* _Set exercise_: Check every line of the entries for "VISION", and copy the lines that hold it.

* _Data entries_:
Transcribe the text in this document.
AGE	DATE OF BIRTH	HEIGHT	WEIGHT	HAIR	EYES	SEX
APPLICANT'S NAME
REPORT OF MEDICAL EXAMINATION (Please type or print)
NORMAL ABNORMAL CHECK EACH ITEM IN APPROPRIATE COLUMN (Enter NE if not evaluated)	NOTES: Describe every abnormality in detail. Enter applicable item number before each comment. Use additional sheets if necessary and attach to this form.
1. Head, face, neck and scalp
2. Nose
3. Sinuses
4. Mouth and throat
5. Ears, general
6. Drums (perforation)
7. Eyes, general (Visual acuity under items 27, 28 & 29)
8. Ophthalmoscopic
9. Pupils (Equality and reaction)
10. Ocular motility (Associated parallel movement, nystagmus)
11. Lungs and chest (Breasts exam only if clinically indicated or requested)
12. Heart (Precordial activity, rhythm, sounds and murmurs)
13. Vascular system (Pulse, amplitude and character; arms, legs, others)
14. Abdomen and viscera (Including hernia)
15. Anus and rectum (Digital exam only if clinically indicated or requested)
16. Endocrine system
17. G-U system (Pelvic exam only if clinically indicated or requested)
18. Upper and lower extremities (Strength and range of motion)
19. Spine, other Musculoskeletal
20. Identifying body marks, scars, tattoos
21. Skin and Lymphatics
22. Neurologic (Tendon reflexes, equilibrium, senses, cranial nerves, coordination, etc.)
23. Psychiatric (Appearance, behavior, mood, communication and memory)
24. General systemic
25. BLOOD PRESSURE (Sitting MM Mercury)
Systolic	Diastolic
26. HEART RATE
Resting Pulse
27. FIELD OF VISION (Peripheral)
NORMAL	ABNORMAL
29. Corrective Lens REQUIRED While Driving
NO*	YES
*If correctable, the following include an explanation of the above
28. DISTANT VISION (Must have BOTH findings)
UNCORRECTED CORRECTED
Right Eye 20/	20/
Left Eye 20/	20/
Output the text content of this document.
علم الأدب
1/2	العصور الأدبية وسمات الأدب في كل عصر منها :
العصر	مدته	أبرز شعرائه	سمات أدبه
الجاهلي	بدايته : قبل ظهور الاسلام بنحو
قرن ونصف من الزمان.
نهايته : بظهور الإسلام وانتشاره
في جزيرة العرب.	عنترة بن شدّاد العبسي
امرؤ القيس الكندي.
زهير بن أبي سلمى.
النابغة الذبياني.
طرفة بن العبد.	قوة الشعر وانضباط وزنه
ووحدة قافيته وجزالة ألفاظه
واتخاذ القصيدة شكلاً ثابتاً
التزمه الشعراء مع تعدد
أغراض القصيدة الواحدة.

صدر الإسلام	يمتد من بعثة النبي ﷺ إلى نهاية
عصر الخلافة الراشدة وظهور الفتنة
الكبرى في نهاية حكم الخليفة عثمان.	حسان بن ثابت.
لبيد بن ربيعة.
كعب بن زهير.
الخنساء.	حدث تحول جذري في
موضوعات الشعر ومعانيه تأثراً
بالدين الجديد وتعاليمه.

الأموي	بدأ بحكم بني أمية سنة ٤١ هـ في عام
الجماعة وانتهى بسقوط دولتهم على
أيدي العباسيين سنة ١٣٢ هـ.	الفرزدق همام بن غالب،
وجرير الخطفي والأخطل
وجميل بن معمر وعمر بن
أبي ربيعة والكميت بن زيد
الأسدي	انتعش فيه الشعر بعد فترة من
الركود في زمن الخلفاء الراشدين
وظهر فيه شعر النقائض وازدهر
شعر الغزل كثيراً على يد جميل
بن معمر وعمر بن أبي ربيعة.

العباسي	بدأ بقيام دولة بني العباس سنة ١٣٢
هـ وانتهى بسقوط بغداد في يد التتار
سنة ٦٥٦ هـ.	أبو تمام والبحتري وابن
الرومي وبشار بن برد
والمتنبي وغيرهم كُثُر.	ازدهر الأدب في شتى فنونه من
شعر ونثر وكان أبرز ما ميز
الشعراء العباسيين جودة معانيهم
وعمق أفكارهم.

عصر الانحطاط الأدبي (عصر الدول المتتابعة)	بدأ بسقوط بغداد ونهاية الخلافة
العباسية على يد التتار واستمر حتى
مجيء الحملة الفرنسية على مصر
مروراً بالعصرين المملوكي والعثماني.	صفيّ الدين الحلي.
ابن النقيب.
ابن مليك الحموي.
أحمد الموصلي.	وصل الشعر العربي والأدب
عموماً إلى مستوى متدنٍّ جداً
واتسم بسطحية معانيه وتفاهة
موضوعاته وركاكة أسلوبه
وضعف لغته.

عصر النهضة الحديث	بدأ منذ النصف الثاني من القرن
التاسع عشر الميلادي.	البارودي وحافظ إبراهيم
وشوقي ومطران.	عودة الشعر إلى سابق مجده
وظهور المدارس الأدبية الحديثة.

* _Problem solution_:
27. FIELD OF VISION (Peripheral)
28. DISTANT VISION (Must have BOTH findings)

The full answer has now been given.